:: Provided material ::

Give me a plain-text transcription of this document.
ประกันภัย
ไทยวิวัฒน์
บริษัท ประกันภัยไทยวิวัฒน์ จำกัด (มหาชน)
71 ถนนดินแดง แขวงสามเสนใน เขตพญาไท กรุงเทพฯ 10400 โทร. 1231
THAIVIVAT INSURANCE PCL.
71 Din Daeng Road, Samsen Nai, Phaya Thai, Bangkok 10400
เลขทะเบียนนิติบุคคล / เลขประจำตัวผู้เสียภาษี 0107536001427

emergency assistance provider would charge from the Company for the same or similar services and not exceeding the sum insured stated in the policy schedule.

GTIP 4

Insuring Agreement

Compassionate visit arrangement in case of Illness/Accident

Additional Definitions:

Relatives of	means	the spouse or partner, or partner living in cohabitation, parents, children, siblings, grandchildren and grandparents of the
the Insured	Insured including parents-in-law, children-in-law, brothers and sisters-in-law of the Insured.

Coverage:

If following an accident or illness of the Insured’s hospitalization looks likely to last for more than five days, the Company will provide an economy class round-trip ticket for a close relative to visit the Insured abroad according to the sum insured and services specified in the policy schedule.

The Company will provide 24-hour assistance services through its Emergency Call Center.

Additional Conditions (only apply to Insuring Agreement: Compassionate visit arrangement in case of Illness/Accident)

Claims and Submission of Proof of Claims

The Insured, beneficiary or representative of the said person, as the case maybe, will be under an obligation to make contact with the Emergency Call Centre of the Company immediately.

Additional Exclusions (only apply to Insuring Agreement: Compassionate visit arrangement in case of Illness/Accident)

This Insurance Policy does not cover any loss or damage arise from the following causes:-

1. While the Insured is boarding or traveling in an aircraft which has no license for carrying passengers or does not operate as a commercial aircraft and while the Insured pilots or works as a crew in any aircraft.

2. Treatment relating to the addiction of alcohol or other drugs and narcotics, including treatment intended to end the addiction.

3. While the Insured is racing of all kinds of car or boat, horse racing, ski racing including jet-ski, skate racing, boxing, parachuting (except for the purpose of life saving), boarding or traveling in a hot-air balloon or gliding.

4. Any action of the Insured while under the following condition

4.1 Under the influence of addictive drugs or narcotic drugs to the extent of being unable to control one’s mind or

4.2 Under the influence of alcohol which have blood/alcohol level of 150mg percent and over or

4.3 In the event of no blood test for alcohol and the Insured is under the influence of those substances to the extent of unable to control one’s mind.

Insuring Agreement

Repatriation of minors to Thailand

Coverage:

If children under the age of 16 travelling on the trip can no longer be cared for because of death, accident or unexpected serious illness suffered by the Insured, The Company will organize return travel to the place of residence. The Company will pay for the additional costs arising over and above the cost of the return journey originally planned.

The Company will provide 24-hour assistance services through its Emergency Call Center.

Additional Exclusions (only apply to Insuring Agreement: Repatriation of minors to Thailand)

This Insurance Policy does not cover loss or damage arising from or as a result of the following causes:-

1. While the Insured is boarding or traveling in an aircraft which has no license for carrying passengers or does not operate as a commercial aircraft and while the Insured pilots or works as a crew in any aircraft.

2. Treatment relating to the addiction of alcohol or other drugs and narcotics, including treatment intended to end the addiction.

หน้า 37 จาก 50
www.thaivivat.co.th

:::

> Short problem: Each record above should be repeated exactly as it appears.

> Answer to this problem:
Give me a plain-text transcription of this document.
ประกันภัย
ไทยวิวัฒน์
บริษัท ประกันภัยไทยวิวัฒน์ จำกัด (มหาชน)
71 ถนนดินแดง แขวงสามเสนใน เขตพญาไท กรุงเทพฯ 10400 โทร. 1231
THAIVIVAT INSURANCE PCL.
71 Din Daeng Road, Samsen Nai, Phaya Thai, Bangkok 10400
เลขทะเบียนนิติบุคคล / เลขประจำตัวผู้เสียภาษี 0107536001427

emergency assistance provider would charge from the Company for the same or similar services and not exceeding the sum insured stated in the policy schedule.

GTIP 4

Insuring Agreement

Compassionate visit arrangement in case of Illness/Accident

Additional Definitions:

Relatives of	means	the spouse or partner, or partner living in cohabitation, parents, children, siblings, grandchildren and grandparents of the
the Insured	Insured including parents-in-law, children-in-law, brothers and sisters-in-law of the Insured.

Coverage:

If following an accident or illness of the Insured’s hospitalization looks likely to last for more than five days, the Company will provide an economy class round-trip ticket for a close relative to visit the Insured abroad according to the sum insured and services specified in the policy schedule.

The Company will provide 24-hour assistance services through its Emergency Call Center.

Additional Conditions (only apply to Insuring Agreement: Compassionate visit arrangement in case of Illness/Accident)

Claims and Submission of Proof of Claims

The Insured, beneficiary or representative of the said person, as the case maybe, will be under an obligation to make contact with the Emergency Call Centre of the Company immediately.

Additional Exclusions (only apply to Insuring Agreement: Compassionate visit arrangement in case of Illness/Accident)

This Insurance Policy does not cover any loss or damage arise from the following causes:-

1. While the Insured is boarding or traveling in an aircraft which has no license for carrying passengers or does not operate as a commercial aircraft and while the Insured pilots or works as a crew in any aircraft.

2. Treatment relating to the addiction of alcohol or other drugs and narcotics, including treatment intended to end the addiction.

3. While the Insured is racing of all kinds of car or boat, horse racing, ski racing including jet-ski, skate racing, boxing, parachuting (except for the purpose of life saving), boarding or traveling in a hot-air balloon or gliding.

4. Any action of the Insured while under the following condition

4.1 Under the influence of addictive drugs or narcotic drugs to the extent of being unable to control one’s mind or

4.2 Under the influence of alcohol which have blood/alcohol level of 150mg percent and over or

4.3 In the event of no blood test for alcohol and the Insured is under the influence of those substances to the extent of unable to control one’s mind.

Insuring Agreement

Repatriation of minors to Thailand

Coverage:

If children under the age of 16 travelling on the trip can no longer be cared for because of death, accident or unexpected serious illness suffered by the Insured, The Company will organize return travel to the place of residence. The Company will pay for the additional costs arising over and above the cost of the return journey originally planned.

The Company will provide 24-hour assistance services through its Emergency Call Center.

Additional Exclusions (only apply to Insuring Agreement: Repatriation of minors to Thailand)

This Insurance Policy does not cover loss or damage arising from or as a result of the following causes:-

1. While the Insured is boarding or traveling in an aircraft which has no license for carrying passengers or does not operate as a commercial aircraft and while the Insured pilots or works as a crew in any aircraft.

2. Treatment relating to the addiction of alcohol or other drugs and narcotics, including treatment intended to end the addiction.

หน้า 37 จาก 50
www.thaivivat.co.th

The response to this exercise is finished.